### Activities
A) List every sister station named in the text about the radio station KTGX.
B) Write out the passage of the text about the radio station KTGX from "- Branding: 106.1" up to and including "1981 (as KVLT)".

### Selected extract
══════════

KTGX
- Owasso, Oklahoma; United States;
- Broadcast area: Tulsa metropolitan area
- Frequency: 106.1 MHz (HD Radio)
- Branding: 106.1 The Twister

Programming
- Format: Country
- Subchannels: HD2: KAKC simulcast (Conservative talk)
- Affiliations: Premiere Networks

Ownership
- Owner: iHeartMedia; (iHM Licenses, LLC);
- Sister stations: KAKC; KIZS; KMOD-FM; KTBT; KTBZ;

History
- First air date: October 1, 1981 (as KVLT)
- Former call signs: KVLT (1981–1990); KQLL-FM (1990–2009);
- Call sign meaning: Tulsa Gen X (previous format)

Technical information
- Licensing authority: FCC
- Facility ID: 68294
- Class: C
- ERP: 100,000 watts
- HAAT: 403 meters (1,322 ft)
- Transmitter coordinates: 36°31′37″N 95°39′13″W﻿ / ﻿36.52694°N 95.65361°W
- Translator: HD2: 93.5 K228BR (Tulsa)

Links
- Public license information: Public file; LMS;
- Webcast: Listen live
- Website: 1061thetwister.iheart.com

= KTGX =

Radio station in Owasso, Oklahoma

KTGX (106.1 MHz "The Twister") is a commercial FM radio station licensed to Owasso, Oklahoma, United States, and serving the Tulsa metropolitan area. It airs a country music format and is owned by iHeartMedia. The studios are in the BancFirst building at the southwest corner of 71st Street and Yale Avenue in Southeast Tulsa. In morning drive time it carries the nationally syndicated Bobby Bones Show. Local DJs include Karla Cantrell, Natalie Cash and Kasper. Overnight, the station carries After Midnight with Granger Smith.

KTGX has an effective radiated power (ERP) of 100,000 watts, the maximum for most FM stations in the U.S. The transmitter is on East 340 Road in Talala, Oklahoma.

══════════

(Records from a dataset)
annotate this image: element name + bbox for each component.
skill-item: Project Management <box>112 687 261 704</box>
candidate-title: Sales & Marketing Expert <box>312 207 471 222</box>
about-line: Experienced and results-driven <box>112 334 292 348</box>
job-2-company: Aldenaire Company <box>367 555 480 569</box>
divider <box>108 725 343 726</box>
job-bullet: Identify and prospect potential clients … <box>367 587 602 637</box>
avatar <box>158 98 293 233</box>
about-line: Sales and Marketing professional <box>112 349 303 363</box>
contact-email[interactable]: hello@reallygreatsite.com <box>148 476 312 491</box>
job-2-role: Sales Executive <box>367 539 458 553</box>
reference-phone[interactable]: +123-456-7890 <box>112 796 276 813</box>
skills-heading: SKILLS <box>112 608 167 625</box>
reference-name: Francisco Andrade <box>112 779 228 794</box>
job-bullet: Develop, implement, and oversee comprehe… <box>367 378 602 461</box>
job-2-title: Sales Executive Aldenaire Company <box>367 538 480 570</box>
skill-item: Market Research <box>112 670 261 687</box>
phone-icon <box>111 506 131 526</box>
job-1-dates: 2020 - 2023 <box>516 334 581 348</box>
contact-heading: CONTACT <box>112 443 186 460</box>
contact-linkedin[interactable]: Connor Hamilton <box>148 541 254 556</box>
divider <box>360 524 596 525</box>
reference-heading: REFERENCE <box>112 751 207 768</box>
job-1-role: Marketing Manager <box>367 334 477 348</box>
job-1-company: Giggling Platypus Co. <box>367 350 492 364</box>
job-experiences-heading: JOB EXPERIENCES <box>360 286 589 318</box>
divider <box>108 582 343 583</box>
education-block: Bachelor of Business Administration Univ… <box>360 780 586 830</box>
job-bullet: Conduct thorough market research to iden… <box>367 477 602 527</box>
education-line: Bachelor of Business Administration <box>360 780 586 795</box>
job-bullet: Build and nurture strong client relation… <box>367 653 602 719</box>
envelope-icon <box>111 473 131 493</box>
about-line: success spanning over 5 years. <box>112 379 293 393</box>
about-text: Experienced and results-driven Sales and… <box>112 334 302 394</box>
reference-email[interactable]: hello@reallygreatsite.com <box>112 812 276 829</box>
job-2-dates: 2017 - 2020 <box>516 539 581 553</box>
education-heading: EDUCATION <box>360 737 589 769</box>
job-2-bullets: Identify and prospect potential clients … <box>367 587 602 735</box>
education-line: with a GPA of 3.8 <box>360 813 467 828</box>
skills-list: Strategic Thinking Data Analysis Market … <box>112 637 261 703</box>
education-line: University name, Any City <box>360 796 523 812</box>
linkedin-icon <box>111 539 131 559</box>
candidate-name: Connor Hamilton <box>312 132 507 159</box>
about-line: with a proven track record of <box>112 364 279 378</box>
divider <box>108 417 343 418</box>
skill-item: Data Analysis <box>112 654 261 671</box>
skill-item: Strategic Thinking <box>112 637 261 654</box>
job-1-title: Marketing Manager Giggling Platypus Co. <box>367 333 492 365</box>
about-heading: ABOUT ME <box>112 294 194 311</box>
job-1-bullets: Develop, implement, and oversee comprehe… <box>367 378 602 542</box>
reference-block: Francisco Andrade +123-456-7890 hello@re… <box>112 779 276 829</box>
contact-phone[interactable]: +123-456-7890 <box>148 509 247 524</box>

══════════

### Responses
A) KAKC, KIZS, KMOD-FM, KTBT, KTBZ

B)
- Branding: 106.1 The Twister

Programming
- Format: Country
- Subchannels: HD2: KAKC simulcast (Conservative talk)
- Affiliations: Premiere Networks

Ownership
- Owner: iHeartMedia; (iHM Licenses, LLC);
- Sister stations: KAKC; KIZS; KMOD-FM; KTBT; KTBZ;

History
- First air date: October 1, 1981 (as KVLT)